Your task is to reproduce the entries below word for word.
■ ■ ■ ■ ■
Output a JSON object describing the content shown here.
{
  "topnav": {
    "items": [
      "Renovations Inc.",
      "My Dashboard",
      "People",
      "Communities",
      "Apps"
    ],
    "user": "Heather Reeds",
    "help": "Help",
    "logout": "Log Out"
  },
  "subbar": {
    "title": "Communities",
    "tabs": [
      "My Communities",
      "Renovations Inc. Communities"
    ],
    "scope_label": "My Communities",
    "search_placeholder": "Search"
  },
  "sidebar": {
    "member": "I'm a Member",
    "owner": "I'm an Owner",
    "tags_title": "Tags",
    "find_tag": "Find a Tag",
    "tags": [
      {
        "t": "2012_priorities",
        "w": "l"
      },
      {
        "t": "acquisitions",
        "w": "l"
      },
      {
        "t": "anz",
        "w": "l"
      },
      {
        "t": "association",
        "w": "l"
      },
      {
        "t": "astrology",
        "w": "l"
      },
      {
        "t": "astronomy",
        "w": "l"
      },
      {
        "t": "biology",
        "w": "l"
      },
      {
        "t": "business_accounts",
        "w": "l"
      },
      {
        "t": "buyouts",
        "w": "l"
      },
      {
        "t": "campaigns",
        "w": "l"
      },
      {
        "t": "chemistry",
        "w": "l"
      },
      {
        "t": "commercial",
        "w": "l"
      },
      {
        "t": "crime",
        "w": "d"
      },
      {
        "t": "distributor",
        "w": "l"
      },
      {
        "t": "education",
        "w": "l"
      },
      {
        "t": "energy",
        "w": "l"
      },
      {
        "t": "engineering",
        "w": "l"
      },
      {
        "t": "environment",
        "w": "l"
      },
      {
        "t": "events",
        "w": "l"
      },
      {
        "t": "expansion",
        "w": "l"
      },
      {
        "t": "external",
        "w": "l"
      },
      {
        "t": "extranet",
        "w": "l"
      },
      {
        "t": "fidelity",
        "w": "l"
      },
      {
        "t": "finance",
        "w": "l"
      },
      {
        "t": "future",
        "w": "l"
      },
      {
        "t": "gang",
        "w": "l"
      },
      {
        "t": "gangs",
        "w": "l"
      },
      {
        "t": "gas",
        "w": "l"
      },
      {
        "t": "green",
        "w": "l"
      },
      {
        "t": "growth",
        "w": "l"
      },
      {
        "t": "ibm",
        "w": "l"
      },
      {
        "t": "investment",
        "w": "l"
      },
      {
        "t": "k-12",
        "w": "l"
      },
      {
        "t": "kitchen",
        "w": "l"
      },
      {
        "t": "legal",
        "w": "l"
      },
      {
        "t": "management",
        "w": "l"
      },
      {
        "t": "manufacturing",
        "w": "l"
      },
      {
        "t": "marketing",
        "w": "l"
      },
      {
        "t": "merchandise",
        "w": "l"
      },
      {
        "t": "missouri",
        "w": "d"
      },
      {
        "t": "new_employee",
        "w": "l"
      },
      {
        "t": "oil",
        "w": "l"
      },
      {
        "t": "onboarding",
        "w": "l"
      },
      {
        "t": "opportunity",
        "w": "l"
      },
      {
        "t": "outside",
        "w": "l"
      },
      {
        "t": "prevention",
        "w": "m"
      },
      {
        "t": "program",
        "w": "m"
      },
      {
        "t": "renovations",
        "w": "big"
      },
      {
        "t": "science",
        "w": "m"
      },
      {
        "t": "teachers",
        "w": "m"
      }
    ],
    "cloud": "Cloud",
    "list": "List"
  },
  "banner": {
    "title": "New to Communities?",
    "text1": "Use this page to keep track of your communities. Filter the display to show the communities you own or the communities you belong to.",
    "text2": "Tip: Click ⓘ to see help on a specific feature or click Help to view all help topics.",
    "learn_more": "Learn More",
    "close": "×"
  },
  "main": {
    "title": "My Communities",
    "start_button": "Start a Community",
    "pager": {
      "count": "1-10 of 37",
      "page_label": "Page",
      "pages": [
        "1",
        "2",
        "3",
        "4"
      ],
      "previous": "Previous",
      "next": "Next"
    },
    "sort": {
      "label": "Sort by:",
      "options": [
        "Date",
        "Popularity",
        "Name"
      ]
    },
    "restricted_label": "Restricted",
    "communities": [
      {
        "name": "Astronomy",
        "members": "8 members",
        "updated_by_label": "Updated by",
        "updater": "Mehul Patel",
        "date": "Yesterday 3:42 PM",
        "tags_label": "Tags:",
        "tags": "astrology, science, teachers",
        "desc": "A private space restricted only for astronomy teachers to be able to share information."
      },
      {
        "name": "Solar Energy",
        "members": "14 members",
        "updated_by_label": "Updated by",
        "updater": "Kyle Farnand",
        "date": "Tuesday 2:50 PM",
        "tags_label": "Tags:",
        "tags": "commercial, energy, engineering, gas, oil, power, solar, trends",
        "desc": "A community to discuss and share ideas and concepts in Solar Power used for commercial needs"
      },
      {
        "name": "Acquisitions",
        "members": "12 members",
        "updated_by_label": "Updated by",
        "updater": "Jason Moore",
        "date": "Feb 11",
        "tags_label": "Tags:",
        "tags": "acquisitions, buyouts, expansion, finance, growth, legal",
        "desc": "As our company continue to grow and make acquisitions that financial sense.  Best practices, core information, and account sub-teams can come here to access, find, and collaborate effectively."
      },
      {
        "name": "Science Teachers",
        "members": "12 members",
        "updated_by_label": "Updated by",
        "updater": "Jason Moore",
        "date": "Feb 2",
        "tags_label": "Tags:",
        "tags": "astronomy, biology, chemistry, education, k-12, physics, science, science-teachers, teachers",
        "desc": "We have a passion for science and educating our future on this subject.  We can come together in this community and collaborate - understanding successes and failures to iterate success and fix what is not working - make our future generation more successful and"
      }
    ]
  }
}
■ ■ ■ ■ ■
PROBLEM SOLUTION »
Output a JSON object describing the content shown here.
{
  "topnav": {
    "items": [
      "Renovations Inc.",
      "My Dashboard",
      "People",
      "Communities",
      "Apps"
    ],
    "user": "Heather Reeds",
    "help": "Help",
    "logout": "Log Out"
  },
  "subbar": {
    "title": "Communities",
    "tabs": [
      "My Communities",
      "Renovations Inc. Communities"
    ],
    "scope_label": "My Communities",
    "search_placeholder": "Search"
  },
  "sidebar": {
    "member": "I'm a Member",
    "owner": "I'm an Owner",
    "tags_title": "Tags",
    "find_tag": "Find a Tag",
    "tags": [
      {
        "t": "2012_priorities",
        "w": "l"
      },
      {
        "t": "acquisitions",
        "w": "l"
      },
      {
        "t": "anz",
        "w": "l"
      },
      {
        "t": "association",
        "w": "l"
      },
      {
        "t": "astrology",
        "w": "l"
      },
      {
        "t": "astronomy",
        "w": "l"
      },
      {
        "t": "biology",
        "w": "l"
      },
      {
        "t": "business_accounts",
        "w": "l"
      },
      {
        "t": "buyouts",
        "w": "l"
      },
      {
        "t": "campaigns",
        "w": "l"
      },
      {
        "t": "chemistry",
        "w": "l"
      },
      {
        "t": "commercial",
        "w": "l"
      },
      {
        "t": "crime",
        "w": "d"
      },
      {
        "t": "distributor",
        "w": "l"
      },
      {
        "t": "education",
        "w": "l"
      },
      {
        "t": "energy",
        "w": "l"
      },
      {
        "t": "engineering",
        "w": "l"
      },
      {
        "t": "environment",
        "w": "l"
      },
      {
        "t": "events",
        "w": "l"
      },
      {
        "t": "expansion",
        "w": "l"
      },
      {
        "t": "external",
        "w": "l"
      },
      {
        "t": "extranet",
        "w": "l"
      },
      {
        "t": "fidelity",
        "w": "l"
      },
      {
        "t": "finance",
        "w": "l"
      },
      {
        "t": "future",
        "w": "l"
      },
      {
        "t": "gang",
        "w": "l"
      },
      {
        "t": "gangs",
        "w": "l"
      },
      {
        "t": "gas",
        "w": "l"
      },
      {
        "t": "green",
        "w": "l"
      },
      {
        "t": "growth",
        "w": "l"
      },
      {
        "t": "ibm",
        "w": "l"
      },
      {
        "t": "investment",
        "w": "l"
      },
      {
        "t": "k-12",
        "w": "l"
      },
      {
        "t": "kitchen",
        "w": "l"
      },
      {
        "t": "legal",
        "w": "l"
      },
      {
        "t": "management",
        "w": "l"
      },
      {
        "t": "manufacturing",
        "w": "l"
      },
      {
        "t": "marketing",
        "w": "l"
      },
      {
        "t": "merchandise",
        "w": "l"
      },
      {
        "t": "missouri",
        "w": "d"
      },
      {
        "t": "new_employee",
        "w": "l"
      },
      {
        "t": "oil",
        "w": "l"
      },
      {
        "t": "onboarding",
        "w": "l"
      },
      {
        "t": "opportunity",
        "w": "l"
      },
      {
        "t": "outside",
        "w": "l"
      },
      {
        "t": "prevention",
        "w": "m"
      },
      {
        "t": "program",
        "w": "m"
      },
      {
        "t": "renovations",
        "w": "big"
      },
      {
        "t": "science",
        "w": "m"
      },
      {
        "t": "teachers",
        "w": "m"
      }
    ],
    "cloud": "Cloud",
    "list": "List"
  },
  "banner": {
    "title": "New to Communities?",
    "text1": "Use this page to keep track of your communities. Filter the display to show the communities you own or the communities you belong to.",
    "text2": "Tip: Click ⓘ to see help on a specific feature or click Help to view all help topics.",
    "learn_more": "Learn More",
    "close": "×"
  },
  "main": {
    "title": "My Communities",
    "start_button": "Start a Community",
    "pager": {
      "count": "1-10 of 37",
      "page_label": "Page",
      "pages": [
        "1",
        "2",
        "3",
        "4"
      ],
      "previous": "Previous",
      "next": "Next"
    },
    "sort": {
      "label": "Sort by:",
      "options": [
        "Date",
        "Popularity",
        "Name"
      ]
    },
    "restricted_label": "Restricted",
    "communities": [
      {
        "name": "Astronomy",
        "members": "8 members",
        "updated_by_label": "Updated by",
        "updater": "Mehul Patel",
        "date": "Yesterday 3:42 PM",
        "tags_label": "Tags:",
        "tags": "astrology, science, teachers",
        "desc": "A private space restricted only for astronomy teachers to be able to share information."
      },
      {
        "name": "Solar Energy",
        "members": "14 members",
        "updated_by_label": "Updated by",
        "updater": "Kyle Farnand",
        "date": "Tuesday 2:50 PM",
        "tags_label": "Tags:",
        "tags": "commercial, energy, engineering, gas, oil, power, solar, trends",
        "desc": "A community to discuss and share ideas and concepts in Solar Power used for commercial needs"
      },
      {
        "name": "Acquisitions",
        "members": "12 members",
        "updated_by_label": "Updated by",
        "updater": "Jason Moore",
        "date": "Feb 11",
        "tags_label": "Tags:",
        "tags": "acquisitions, buyouts, expansion, finance, growth, legal",
        "desc": "As our company continue to grow and make acquisitions that financial sense.  Best practices, core information, and account sub-teams can come here to access, find, and collaborate effectively."
      },
      {
        "name": "Science Teachers",
        "members": "12 members",
        "updated_by_label": "Updated by",
        "updater": "Jason Moore",
        "date": "Feb 2",
        "tags_label": "Tags:",
        "tags": "astronomy, biology, chemistry, education, k-12, physics, science, science-teachers, teachers",
        "desc": "We have a passion for science and educating our future on this subject.  We can come together in this community and collaborate - understanding successes and failures to iterate success and fix what is not working - make our future generation more successful and"
      }
    ]
  }
}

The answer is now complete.